- [Stored entries]
========
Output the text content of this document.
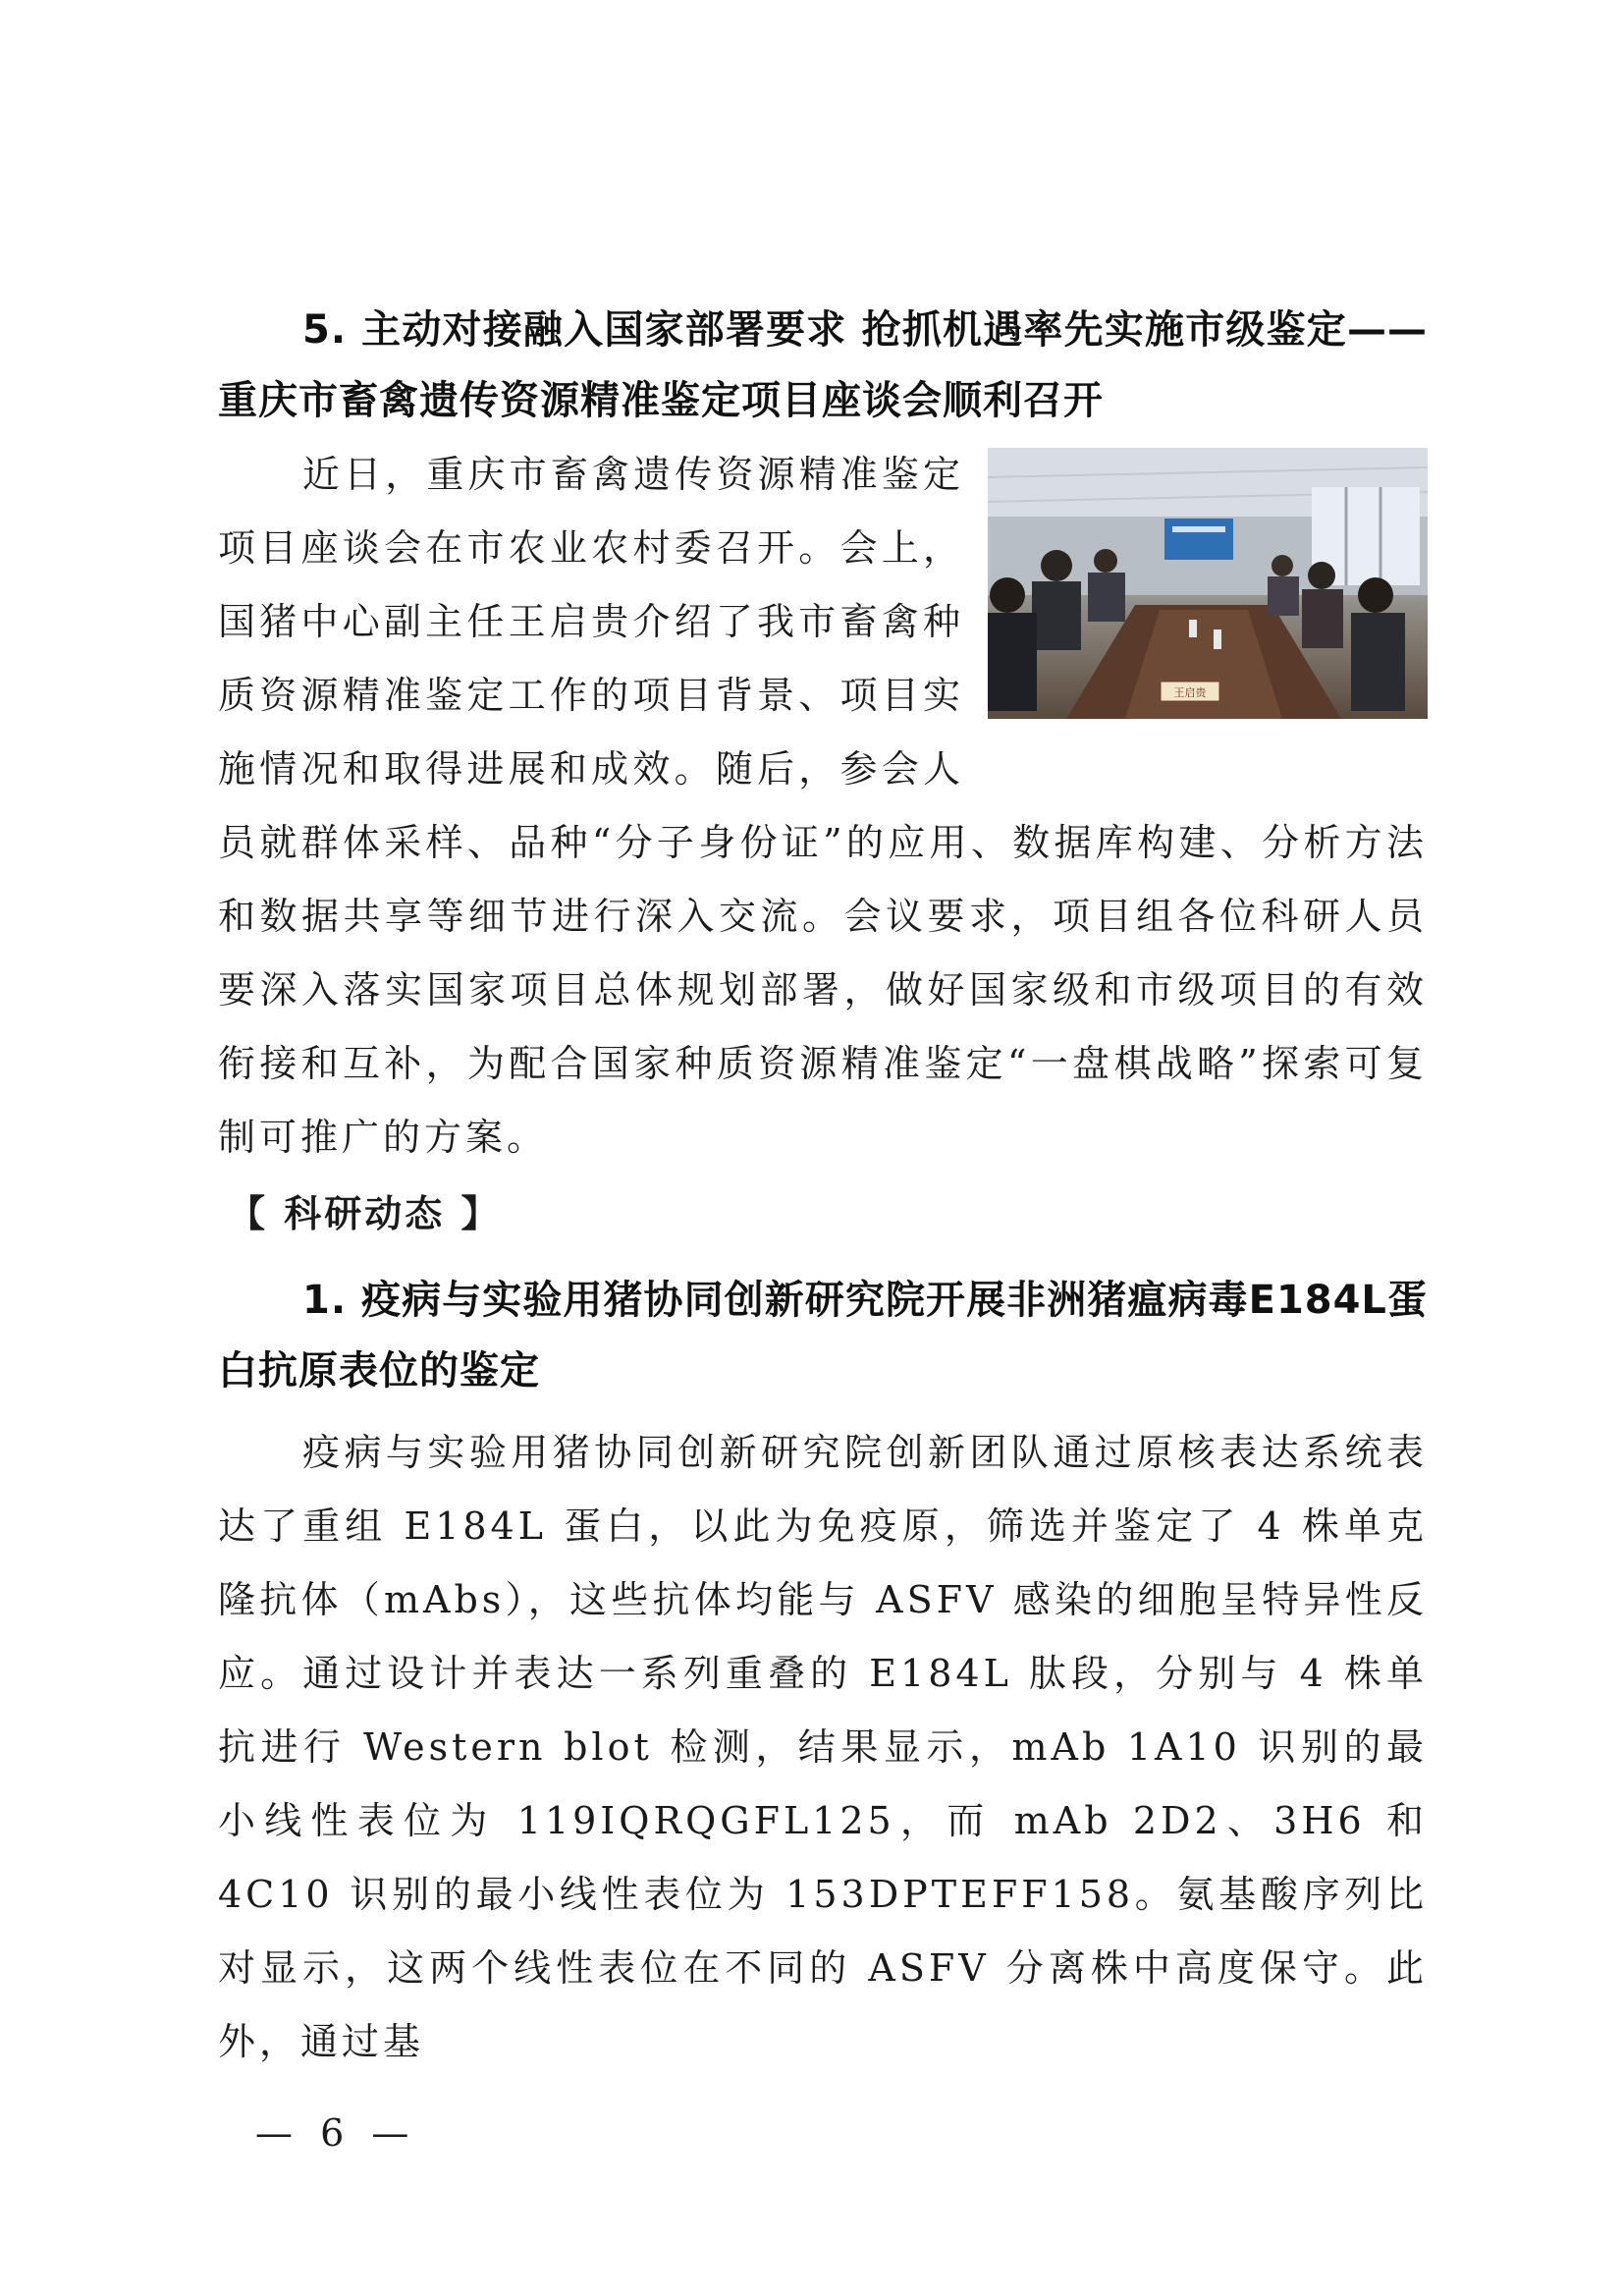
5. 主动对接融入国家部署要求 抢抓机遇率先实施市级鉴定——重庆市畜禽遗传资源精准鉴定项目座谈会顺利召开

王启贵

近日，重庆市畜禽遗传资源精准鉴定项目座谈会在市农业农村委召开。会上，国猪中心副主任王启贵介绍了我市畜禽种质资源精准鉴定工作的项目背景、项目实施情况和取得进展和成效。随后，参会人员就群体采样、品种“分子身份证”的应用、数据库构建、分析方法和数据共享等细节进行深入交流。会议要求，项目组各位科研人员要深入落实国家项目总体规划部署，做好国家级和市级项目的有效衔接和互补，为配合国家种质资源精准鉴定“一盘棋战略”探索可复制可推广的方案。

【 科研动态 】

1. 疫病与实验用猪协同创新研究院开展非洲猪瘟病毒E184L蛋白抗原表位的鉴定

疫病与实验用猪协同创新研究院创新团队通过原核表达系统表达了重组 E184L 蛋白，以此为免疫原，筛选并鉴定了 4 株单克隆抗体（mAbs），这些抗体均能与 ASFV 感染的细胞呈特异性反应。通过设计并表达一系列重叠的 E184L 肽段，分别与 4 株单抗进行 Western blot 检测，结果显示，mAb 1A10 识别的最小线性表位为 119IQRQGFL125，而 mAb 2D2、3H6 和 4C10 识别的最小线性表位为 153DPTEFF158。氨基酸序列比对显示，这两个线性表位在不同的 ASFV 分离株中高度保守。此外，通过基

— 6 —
========
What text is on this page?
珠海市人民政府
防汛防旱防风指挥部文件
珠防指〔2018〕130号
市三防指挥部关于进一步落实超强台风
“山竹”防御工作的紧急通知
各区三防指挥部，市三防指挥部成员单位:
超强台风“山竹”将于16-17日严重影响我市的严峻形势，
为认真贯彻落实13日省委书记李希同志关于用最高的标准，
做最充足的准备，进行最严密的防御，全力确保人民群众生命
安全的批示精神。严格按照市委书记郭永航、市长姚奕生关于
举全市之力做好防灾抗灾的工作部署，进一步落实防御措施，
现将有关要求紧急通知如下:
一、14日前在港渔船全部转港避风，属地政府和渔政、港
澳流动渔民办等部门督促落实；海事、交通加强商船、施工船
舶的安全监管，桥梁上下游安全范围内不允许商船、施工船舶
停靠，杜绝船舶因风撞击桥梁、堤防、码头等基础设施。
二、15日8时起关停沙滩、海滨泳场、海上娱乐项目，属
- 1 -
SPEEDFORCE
========
- [Exercise instructions]
Read the data above. Pull out each line in which the string "text" appears.

- [The reply]
Output the text content of this document.
What text is on this page?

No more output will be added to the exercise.